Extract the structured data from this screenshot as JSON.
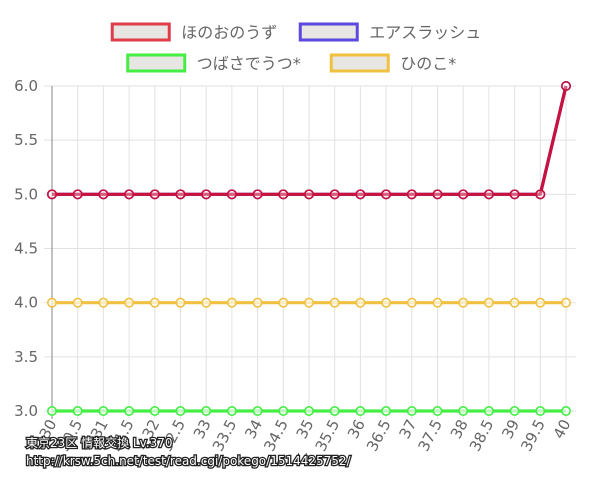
{
  "chart_data": {
    "type": "line",
    "x": [
      "30",
      "30.5",
      "31",
      "31.5",
      "32",
      "32.5",
      "33",
      "33.5",
      "34",
      "34.5",
      "35",
      "35.5",
      "36",
      "36.5",
      "37",
      "37.5",
      "38",
      "38.5",
      "39",
      "39.5",
      "40"
    ],
    "ylim": [
      3.0,
      6.0
    ],
    "yticks": [
      "3.0",
      "3.5",
      "4.0",
      "4.5",
      "5.0",
      "5.5",
      "6.0"
    ],
    "grid": true,
    "legend_position": "top",
    "series": [
      {
        "name": "ほのおのうず",
        "color": "#c8113c",
        "values": [
          5,
          5,
          5,
          5,
          5,
          5,
          5,
          5,
          5,
          5,
          5,
          5,
          5,
          5,
          5,
          5,
          5,
          5,
          5,
          5,
          6
        ]
      },
      {
        "name": "エアスラッシュ",
        "color": "#5a48e0",
        "values": [
          5,
          5,
          5,
          5,
          5,
          5,
          5,
          5,
          5,
          5,
          5,
          5,
          5,
          5,
          5,
          5,
          5,
          5,
          5,
          5,
          6
        ]
      },
      {
        "name": "つばさでうつ*",
        "color": "#44ee44",
        "values": [
          3,
          3,
          3,
          3,
          3,
          3,
          3,
          3,
          3,
          3,
          3,
          3,
          3,
          3,
          3,
          3,
          3,
          3,
          3,
          3,
          3
        ]
      },
      {
        "name": "ひのこ*",
        "color": "#f0c040",
        "values": [
          4,
          4,
          4,
          4,
          4,
          4,
          4,
          4,
          4,
          4,
          4,
          4,
          4,
          4,
          4,
          4,
          4,
          4,
          4,
          4,
          4
        ]
      }
    ],
    "legend_borders": [
      "#e03c4a",
      "#5a48e0",
      "#44ee44",
      "#f0c040"
    ]
  },
  "watermark": {
    "line1": "東京23区 情報交換 Lv.370",
    "line2": "http://krsw.5ch.net/test/read.cgi/pokego/1514425752/"
  }
}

··········

→ EXERCISE REQUIREMENTS: All lines of the data above that include the word "name" must be shown.

→ EXERCISE SOLUTION:
        "name": "ほのおのうず",
        "name": "エアスラッシュ",
        "name": "つばさでうつ*",
        "name": "ひのこ*",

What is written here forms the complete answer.